- [Task objective]:
Will you extract the entries word for word? Images should not appear in the copy.

(Stored data)
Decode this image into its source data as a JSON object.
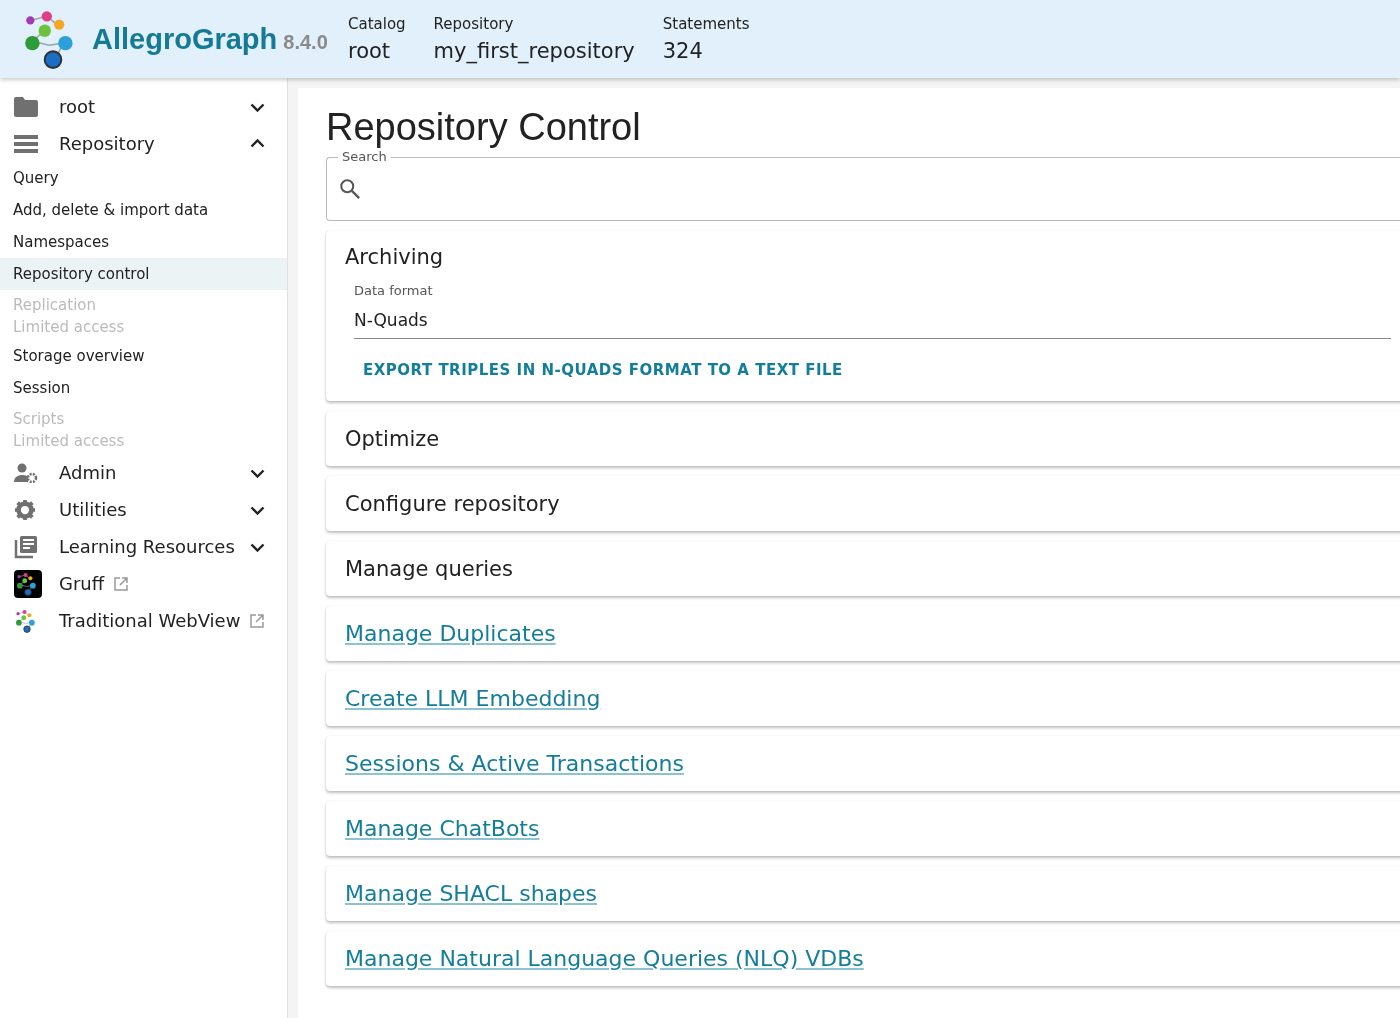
{
  "header": {
    "product": "AllegroGraph",
    "version": "8.4.0",
    "fields": [
      {
        "label": "Catalog",
        "value": "root"
      },
      {
        "label": "Repository",
        "value": "my_first_repository"
      },
      {
        "label": "Statements",
        "value": "324"
      }
    ]
  },
  "sidebar": {
    "items": [
      {
        "kind": "group",
        "label": "root",
        "expanded": false
      },
      {
        "kind": "group",
        "label": "Repository",
        "expanded": true
      },
      {
        "kind": "item",
        "label": "Query",
        "selected": false
      },
      {
        "kind": "item",
        "label": "Add, delete & import data",
        "selected": false
      },
      {
        "kind": "item",
        "label": "Namespaces",
        "selected": false
      },
      {
        "kind": "item",
        "label": "Repository control",
        "selected": true
      },
      {
        "kind": "limited",
        "label": "Replication",
        "note": "Limited access"
      },
      {
        "kind": "item",
        "label": "Storage overview",
        "selected": false
      },
      {
        "kind": "item",
        "label": "Session",
        "selected": false
      },
      {
        "kind": "limited",
        "label": "Scripts",
        "note": "Limited access"
      },
      {
        "kind": "group",
        "label": "Admin",
        "expanded": false
      },
      {
        "kind": "group",
        "label": "Utilities",
        "expanded": false
      },
      {
        "kind": "group",
        "label": "Learning Resources",
        "expanded": false
      },
      {
        "kind": "external",
        "label": "Gruff"
      },
      {
        "kind": "external",
        "label": "Traditional WebView"
      }
    ]
  },
  "main": {
    "title": "Repository Control",
    "search": {
      "label": "Search"
    },
    "sections": [
      {
        "kind": "expanded",
        "title": "Archiving",
        "field_label": "Data format",
        "field_value": "N-Quads",
        "action": "EXPORT TRIPLES IN N-QUADS FORMAT TO A TEXT FILE"
      },
      {
        "kind": "panel",
        "title": "Optimize"
      },
      {
        "kind": "panel",
        "title": "Configure repository"
      },
      {
        "kind": "panel",
        "title": "Manage queries"
      },
      {
        "kind": "link",
        "title": "Manage Duplicates"
      },
      {
        "kind": "link",
        "title": "Create LLM Embedding"
      },
      {
        "kind": "link",
        "title": "Sessions & Active Transactions"
      },
      {
        "kind": "link",
        "title": "Manage ChatBots"
      },
      {
        "kind": "link",
        "title": "Manage SHACL shapes"
      },
      {
        "kind": "link",
        "title": "Manage Natural Language Queries (NLQ) VDBs"
      }
    ]
  }
}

- [Solved exercise]:
Decode this image into its source data as a JSON object.
{
  "header": {
    "product": "AllegroGraph",
    "version": "8.4.0",
    "fields": [
      {
        "label": "Catalog",
        "value": "root"
      },
      {
        "label": "Repository",
        "value": "my_first_repository"
      },
      {
        "label": "Statements",
        "value": "324"
      }
    ]
  },
  "sidebar": {
    "items": [
      {
        "kind": "group",
        "label": "root",
        "expanded": false
      },
      {
        "kind": "group",
        "label": "Repository",
        "expanded": true
      },
      {
        "kind": "item",
        "label": "Query",
        "selected": false
      },
      {
        "kind": "item",
        "label": "Add, delete & import data",
        "selected": false
      },
      {
        "kind": "item",
        "label": "Namespaces",
        "selected": false
      },
      {
        "kind": "item",
        "label": "Repository control",
        "selected": true
      },
      {
        "kind": "limited",
        "label": "Replication",
        "note": "Limited access"
      },
      {
        "kind": "item",
        "label": "Storage overview",
        "selected": false
      },
      {
        "kind": "item",
        "label": "Session",
        "selected": false
      },
      {
        "kind": "limited",
        "label": "Scripts",
        "note": "Limited access"
      },
      {
        "kind": "group",
        "label": "Admin",
        "expanded": false
      },
      {
        "kind": "group",
        "label": "Utilities",
        "expanded": false
      },
      {
        "kind": "group",
        "label": "Learning Resources",
        "expanded": false
      },
      {
        "kind": "external",
        "label": "Gruff"
      },
      {
        "kind": "external",
        "label": "Traditional WebView"
      }
    ]
  },
  "main": {
    "title": "Repository Control",
    "search": {
      "label": "Search"
    },
    "sections": [
      {
        "kind": "expanded",
        "title": "Archiving",
        "field_label": "Data format",
        "field_value": "N-Quads",
        "action": "EXPORT TRIPLES IN N-QUADS FORMAT TO A TEXT FILE"
      },
      {
        "kind": "panel",
        "title": "Optimize"
      },
      {
        "kind": "panel",
        "title": "Configure repository"
      },
      {
        "kind": "panel",
        "title": "Manage queries"
      },
      {
        "kind": "link",
        "title": "Manage Duplicates"
      },
      {
        "kind": "link",
        "title": "Create LLM Embedding"
      },
      {
        "kind": "link",
        "title": "Sessions & Active Transactions"
      },
      {
        "kind": "link",
        "title": "Manage ChatBots"
      },
      {
        "kind": "link",
        "title": "Manage SHACL shapes"
      },
      {
        "kind": "link",
        "title": "Manage Natural Language Queries (NLQ) VDBs"
      }
    ]
  }
}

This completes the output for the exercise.